Entries taken from a collection:

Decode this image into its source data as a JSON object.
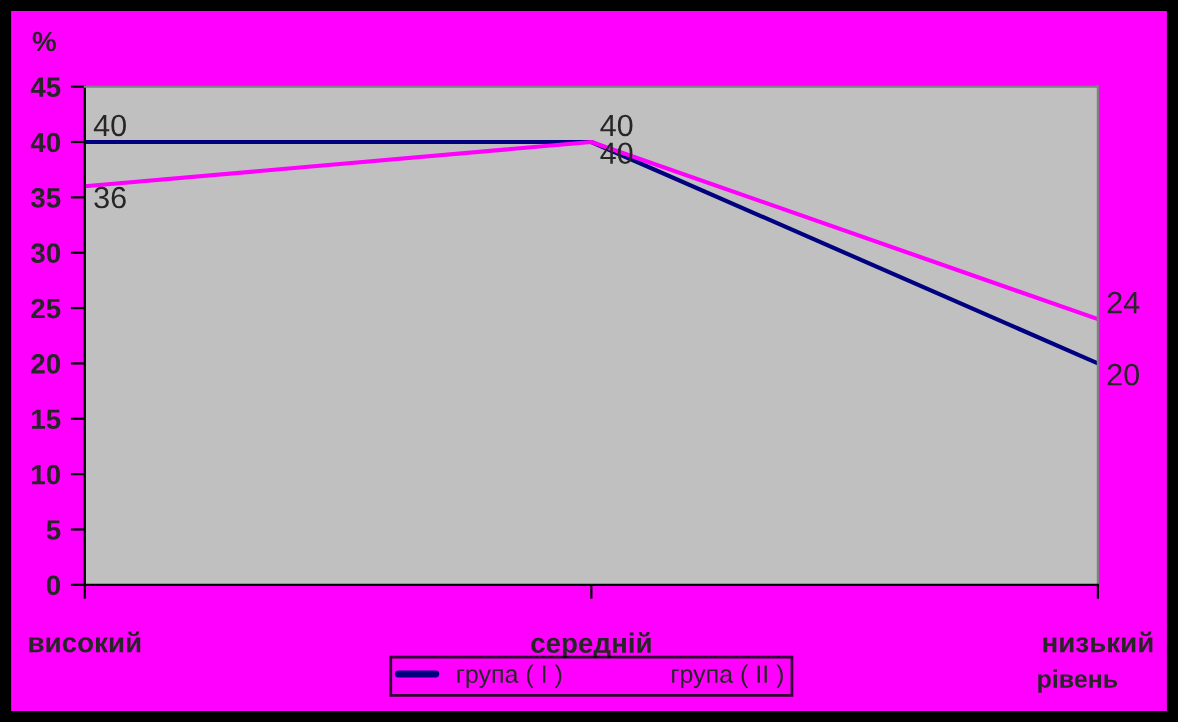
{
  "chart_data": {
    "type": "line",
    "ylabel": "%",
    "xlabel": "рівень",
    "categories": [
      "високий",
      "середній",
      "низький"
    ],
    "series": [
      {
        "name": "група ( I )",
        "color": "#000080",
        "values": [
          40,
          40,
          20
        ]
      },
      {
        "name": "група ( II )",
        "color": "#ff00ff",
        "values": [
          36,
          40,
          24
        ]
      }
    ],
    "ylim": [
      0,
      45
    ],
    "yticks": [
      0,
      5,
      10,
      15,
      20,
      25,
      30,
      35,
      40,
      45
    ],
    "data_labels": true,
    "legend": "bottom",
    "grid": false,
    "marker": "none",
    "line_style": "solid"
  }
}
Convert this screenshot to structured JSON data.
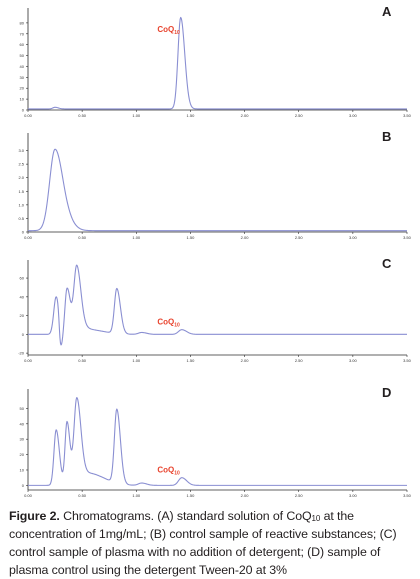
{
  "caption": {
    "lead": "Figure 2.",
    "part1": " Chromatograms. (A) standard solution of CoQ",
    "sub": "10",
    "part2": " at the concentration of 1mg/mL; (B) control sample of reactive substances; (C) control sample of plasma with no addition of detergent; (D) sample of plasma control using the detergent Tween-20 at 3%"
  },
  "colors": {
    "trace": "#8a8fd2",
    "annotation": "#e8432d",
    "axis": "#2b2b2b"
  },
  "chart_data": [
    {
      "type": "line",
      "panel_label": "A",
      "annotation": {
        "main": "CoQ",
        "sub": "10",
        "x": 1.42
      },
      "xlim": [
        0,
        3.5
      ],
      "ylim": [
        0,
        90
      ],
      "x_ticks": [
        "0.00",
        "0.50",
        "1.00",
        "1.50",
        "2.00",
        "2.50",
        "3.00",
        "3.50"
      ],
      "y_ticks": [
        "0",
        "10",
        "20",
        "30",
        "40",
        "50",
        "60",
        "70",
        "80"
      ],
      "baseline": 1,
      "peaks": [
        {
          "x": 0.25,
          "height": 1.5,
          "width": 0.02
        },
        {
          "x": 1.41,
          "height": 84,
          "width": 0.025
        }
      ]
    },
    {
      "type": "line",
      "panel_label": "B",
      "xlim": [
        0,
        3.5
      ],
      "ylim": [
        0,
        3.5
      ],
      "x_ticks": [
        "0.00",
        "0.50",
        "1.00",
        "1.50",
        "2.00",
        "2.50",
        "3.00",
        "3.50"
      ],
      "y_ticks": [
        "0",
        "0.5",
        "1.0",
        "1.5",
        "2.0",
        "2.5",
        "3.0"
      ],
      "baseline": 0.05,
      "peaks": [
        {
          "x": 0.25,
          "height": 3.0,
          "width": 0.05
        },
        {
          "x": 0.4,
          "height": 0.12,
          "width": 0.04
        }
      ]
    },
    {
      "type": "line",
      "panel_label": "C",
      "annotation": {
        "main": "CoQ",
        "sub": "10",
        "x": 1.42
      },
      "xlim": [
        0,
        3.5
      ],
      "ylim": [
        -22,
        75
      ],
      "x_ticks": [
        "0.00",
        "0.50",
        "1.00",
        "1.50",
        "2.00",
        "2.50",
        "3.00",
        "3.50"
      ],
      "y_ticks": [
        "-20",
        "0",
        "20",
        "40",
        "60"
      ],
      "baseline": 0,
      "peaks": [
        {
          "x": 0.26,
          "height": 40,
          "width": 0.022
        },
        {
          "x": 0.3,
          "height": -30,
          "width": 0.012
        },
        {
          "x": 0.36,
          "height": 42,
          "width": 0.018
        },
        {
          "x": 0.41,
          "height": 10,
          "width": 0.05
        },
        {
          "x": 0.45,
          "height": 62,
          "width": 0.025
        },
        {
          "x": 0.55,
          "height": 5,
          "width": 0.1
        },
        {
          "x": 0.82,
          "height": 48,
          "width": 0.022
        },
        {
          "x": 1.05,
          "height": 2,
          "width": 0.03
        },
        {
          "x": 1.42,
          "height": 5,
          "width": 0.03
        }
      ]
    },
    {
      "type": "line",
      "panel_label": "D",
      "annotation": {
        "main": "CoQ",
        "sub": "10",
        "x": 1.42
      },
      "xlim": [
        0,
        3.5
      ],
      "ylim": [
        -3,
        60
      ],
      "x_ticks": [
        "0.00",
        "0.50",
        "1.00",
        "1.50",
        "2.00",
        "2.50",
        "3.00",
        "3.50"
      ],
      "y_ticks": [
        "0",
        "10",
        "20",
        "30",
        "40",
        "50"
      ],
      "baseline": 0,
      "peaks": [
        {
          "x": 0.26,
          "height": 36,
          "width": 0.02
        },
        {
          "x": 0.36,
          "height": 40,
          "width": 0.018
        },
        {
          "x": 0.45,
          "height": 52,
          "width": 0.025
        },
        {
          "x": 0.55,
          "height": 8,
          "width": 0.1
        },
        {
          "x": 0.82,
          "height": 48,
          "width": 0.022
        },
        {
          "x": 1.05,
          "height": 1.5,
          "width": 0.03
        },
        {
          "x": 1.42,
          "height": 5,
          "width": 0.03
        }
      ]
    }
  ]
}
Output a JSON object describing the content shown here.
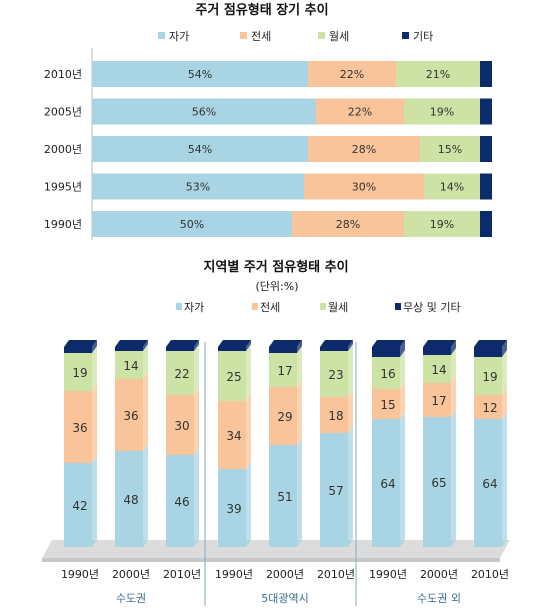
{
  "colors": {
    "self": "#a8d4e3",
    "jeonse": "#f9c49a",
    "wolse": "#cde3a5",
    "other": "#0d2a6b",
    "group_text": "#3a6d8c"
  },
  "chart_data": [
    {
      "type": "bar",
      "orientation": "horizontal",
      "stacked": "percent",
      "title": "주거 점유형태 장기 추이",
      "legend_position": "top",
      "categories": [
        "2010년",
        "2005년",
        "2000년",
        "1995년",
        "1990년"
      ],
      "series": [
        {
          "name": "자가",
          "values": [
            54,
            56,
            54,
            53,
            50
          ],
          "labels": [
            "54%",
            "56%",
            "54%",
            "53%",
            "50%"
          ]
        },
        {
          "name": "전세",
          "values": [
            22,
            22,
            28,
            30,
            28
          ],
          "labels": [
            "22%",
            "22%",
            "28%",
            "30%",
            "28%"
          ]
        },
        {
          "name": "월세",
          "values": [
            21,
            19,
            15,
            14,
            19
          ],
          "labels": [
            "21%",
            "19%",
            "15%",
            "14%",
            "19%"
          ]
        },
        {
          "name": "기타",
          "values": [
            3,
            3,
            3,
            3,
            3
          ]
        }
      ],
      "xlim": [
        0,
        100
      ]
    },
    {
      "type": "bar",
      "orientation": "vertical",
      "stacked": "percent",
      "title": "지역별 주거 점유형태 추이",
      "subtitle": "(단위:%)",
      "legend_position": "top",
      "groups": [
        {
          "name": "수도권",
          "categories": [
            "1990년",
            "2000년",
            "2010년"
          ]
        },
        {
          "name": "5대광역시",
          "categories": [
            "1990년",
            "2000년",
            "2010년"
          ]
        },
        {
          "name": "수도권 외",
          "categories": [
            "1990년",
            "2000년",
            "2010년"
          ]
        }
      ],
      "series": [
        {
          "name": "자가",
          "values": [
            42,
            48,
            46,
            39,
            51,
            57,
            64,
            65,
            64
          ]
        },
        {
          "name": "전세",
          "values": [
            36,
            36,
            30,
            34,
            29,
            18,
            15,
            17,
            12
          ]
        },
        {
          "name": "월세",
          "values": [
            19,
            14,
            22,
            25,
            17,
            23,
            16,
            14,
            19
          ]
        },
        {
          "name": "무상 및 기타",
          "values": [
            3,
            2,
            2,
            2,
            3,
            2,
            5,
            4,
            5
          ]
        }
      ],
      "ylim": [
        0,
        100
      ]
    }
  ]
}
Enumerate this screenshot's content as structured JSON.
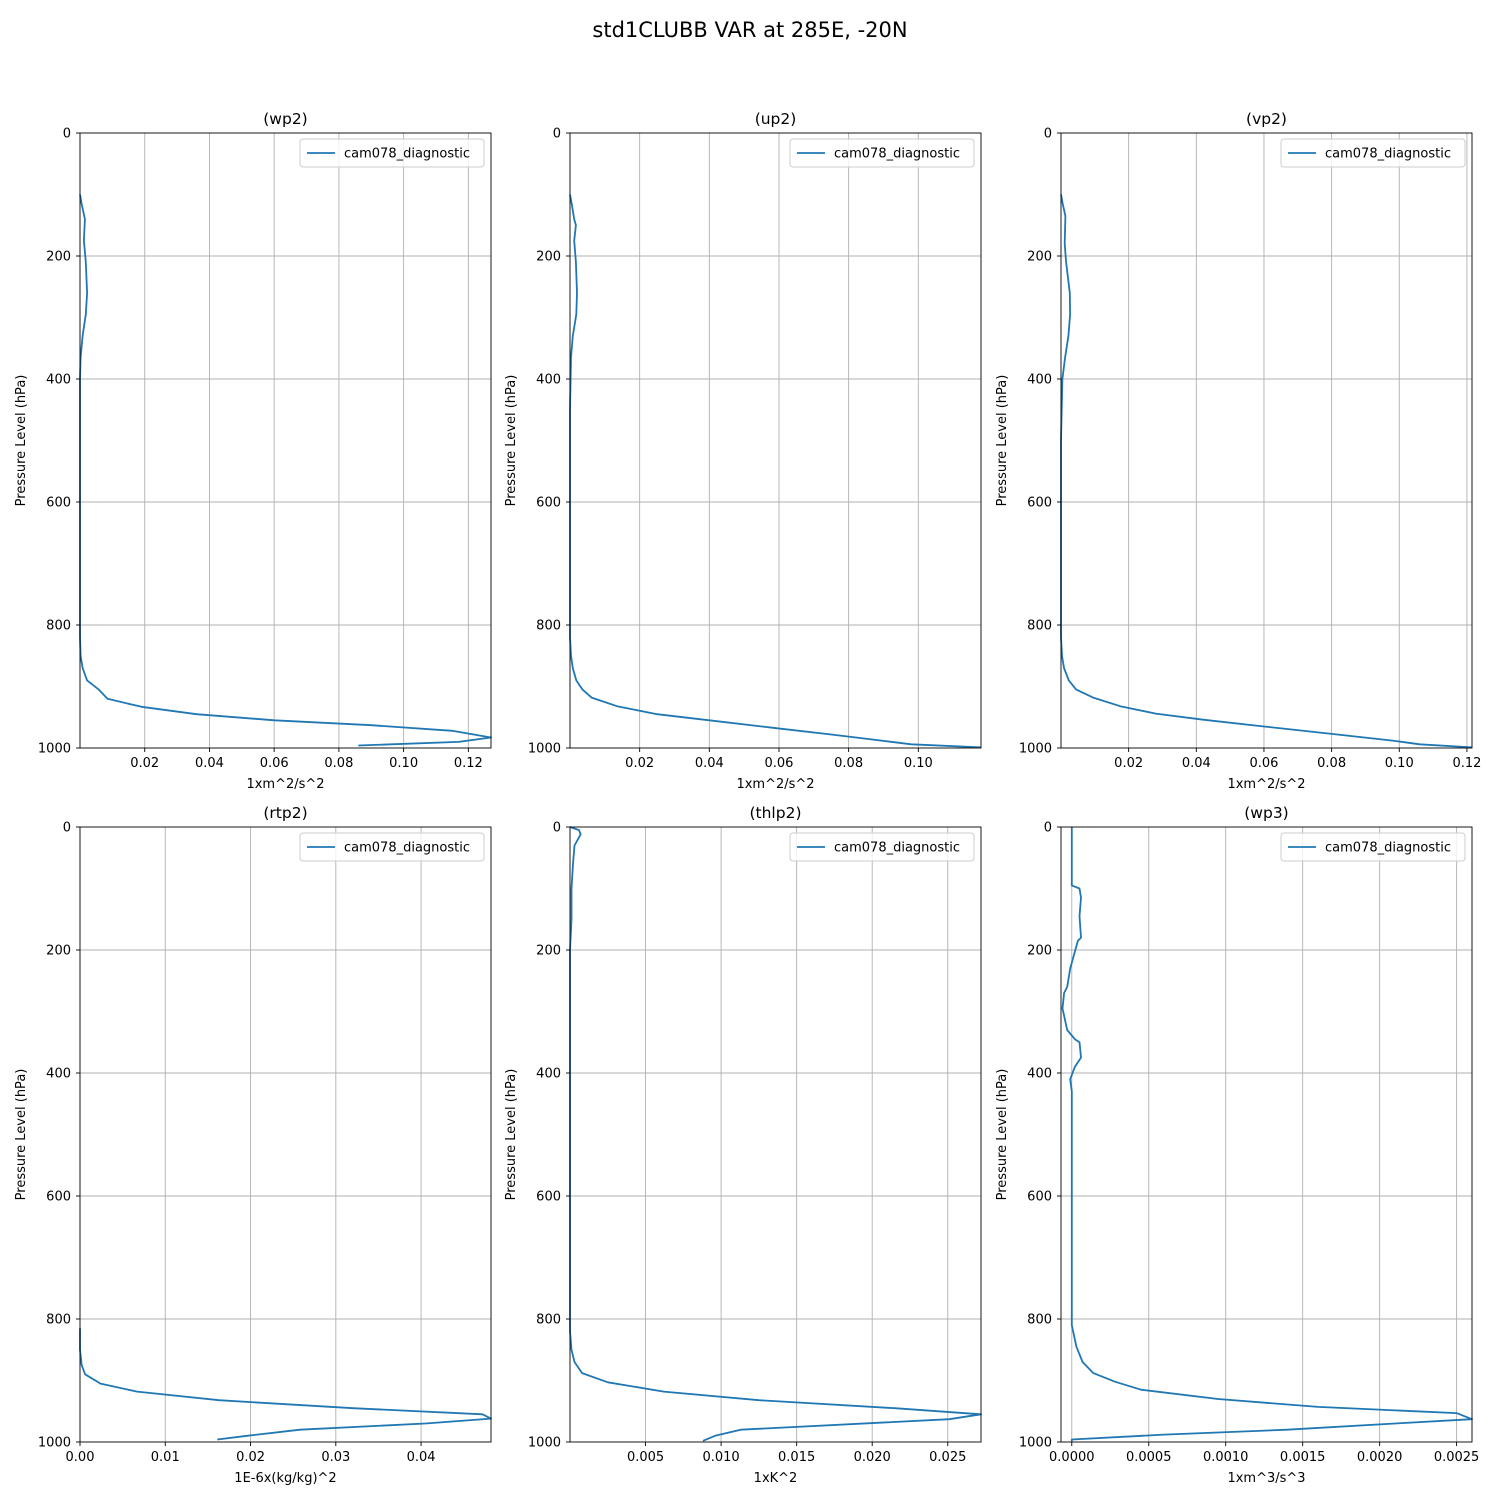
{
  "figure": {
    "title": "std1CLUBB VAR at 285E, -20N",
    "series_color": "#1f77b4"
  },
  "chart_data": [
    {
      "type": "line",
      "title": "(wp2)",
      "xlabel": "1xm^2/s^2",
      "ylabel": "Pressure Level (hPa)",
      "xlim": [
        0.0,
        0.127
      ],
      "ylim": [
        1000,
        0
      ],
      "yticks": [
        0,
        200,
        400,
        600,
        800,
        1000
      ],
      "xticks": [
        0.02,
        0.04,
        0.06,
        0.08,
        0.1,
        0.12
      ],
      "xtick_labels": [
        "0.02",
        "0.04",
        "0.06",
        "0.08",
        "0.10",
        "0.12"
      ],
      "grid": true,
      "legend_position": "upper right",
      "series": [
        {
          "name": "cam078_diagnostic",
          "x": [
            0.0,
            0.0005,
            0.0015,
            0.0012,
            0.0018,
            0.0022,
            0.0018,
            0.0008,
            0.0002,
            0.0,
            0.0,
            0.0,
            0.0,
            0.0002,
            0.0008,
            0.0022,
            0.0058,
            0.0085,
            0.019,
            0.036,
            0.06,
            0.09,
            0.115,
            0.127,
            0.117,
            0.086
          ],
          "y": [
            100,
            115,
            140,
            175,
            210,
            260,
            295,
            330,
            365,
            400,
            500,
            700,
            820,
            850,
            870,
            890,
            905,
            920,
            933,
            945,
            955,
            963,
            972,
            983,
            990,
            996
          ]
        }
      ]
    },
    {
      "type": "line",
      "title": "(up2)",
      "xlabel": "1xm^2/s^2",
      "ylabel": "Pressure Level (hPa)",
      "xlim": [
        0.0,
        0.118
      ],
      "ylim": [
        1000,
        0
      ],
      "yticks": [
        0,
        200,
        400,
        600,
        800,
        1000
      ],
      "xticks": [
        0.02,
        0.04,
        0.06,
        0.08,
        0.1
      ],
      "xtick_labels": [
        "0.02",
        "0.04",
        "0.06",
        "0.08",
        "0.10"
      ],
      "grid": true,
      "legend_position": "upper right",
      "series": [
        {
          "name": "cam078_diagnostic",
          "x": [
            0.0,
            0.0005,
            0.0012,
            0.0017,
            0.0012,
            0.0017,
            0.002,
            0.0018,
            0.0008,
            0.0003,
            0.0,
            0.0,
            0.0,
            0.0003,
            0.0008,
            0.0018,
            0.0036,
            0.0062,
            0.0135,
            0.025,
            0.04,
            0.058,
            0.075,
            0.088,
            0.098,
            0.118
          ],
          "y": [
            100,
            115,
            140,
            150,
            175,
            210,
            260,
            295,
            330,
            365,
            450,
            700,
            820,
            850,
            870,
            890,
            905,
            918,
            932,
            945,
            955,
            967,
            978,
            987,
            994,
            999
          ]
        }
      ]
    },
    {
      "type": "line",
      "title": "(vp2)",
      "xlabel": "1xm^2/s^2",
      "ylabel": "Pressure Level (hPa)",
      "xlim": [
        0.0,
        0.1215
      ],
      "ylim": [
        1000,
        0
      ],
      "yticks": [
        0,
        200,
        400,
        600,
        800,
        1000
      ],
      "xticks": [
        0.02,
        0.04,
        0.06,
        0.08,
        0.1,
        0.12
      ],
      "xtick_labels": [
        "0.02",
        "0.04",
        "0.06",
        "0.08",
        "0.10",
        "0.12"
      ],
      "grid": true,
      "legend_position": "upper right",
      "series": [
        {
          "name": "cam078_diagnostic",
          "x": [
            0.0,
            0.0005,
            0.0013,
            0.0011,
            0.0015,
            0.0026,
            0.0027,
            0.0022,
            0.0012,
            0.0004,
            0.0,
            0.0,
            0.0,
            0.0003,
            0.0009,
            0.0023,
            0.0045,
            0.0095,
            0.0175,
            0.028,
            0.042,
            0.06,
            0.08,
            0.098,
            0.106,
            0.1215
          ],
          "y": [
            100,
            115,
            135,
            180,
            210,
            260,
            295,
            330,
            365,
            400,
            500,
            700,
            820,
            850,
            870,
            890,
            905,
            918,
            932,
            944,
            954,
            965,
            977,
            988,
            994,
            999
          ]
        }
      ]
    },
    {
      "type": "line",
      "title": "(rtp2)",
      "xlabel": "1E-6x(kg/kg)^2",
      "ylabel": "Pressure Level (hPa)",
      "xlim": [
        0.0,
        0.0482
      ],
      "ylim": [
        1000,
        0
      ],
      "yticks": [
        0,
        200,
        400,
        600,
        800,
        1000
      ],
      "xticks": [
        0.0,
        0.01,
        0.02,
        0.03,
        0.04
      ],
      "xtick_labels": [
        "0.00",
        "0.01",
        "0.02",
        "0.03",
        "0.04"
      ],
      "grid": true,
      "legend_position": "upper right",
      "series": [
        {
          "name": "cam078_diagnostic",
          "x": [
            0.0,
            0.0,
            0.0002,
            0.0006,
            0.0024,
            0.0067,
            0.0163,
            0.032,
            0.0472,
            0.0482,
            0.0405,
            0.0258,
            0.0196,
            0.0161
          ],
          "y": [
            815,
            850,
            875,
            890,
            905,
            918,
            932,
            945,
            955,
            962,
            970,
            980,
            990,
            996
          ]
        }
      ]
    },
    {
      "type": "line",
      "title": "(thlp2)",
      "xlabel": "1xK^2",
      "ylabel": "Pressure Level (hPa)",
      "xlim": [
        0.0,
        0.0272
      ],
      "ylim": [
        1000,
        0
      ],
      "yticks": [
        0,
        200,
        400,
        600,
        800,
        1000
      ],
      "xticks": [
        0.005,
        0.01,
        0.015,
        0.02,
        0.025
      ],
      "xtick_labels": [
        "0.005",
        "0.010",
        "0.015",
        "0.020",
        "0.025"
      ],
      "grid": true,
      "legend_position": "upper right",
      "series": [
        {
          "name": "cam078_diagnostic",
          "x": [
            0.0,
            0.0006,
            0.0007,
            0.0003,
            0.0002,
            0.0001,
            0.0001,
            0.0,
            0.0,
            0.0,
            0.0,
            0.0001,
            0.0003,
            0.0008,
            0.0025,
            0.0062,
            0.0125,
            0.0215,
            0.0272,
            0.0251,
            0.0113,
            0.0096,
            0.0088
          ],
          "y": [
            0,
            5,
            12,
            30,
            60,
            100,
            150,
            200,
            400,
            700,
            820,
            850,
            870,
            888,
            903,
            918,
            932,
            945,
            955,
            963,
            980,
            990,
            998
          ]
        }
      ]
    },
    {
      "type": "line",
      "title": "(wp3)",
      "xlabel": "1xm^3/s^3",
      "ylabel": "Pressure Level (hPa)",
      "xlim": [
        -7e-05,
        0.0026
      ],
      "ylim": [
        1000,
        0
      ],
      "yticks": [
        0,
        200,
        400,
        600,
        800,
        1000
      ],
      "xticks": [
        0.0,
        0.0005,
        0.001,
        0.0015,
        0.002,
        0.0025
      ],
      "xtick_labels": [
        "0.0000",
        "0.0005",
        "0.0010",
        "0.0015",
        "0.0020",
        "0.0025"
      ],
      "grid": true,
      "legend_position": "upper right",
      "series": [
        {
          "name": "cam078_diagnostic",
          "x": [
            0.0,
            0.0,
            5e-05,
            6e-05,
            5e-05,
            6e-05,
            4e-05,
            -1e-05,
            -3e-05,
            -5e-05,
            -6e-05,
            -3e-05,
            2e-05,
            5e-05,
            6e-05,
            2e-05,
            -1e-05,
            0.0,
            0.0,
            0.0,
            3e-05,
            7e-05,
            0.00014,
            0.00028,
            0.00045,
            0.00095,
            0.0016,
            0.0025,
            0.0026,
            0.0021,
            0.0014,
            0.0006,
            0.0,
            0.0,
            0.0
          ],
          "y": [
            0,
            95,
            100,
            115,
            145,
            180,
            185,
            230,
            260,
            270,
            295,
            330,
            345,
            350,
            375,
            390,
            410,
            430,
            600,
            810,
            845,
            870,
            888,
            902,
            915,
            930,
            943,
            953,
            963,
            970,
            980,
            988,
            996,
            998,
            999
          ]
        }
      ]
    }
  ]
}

*REQUIRED WORK*. Search the entries for the word "this" and copy every line that has it.

*ANSWER FOR THE TASK*.
Decode this image into its source data as a JSON object.
Convert this screenshot to structured JSON data.
Enumerate this screenshot's content as structured JSON.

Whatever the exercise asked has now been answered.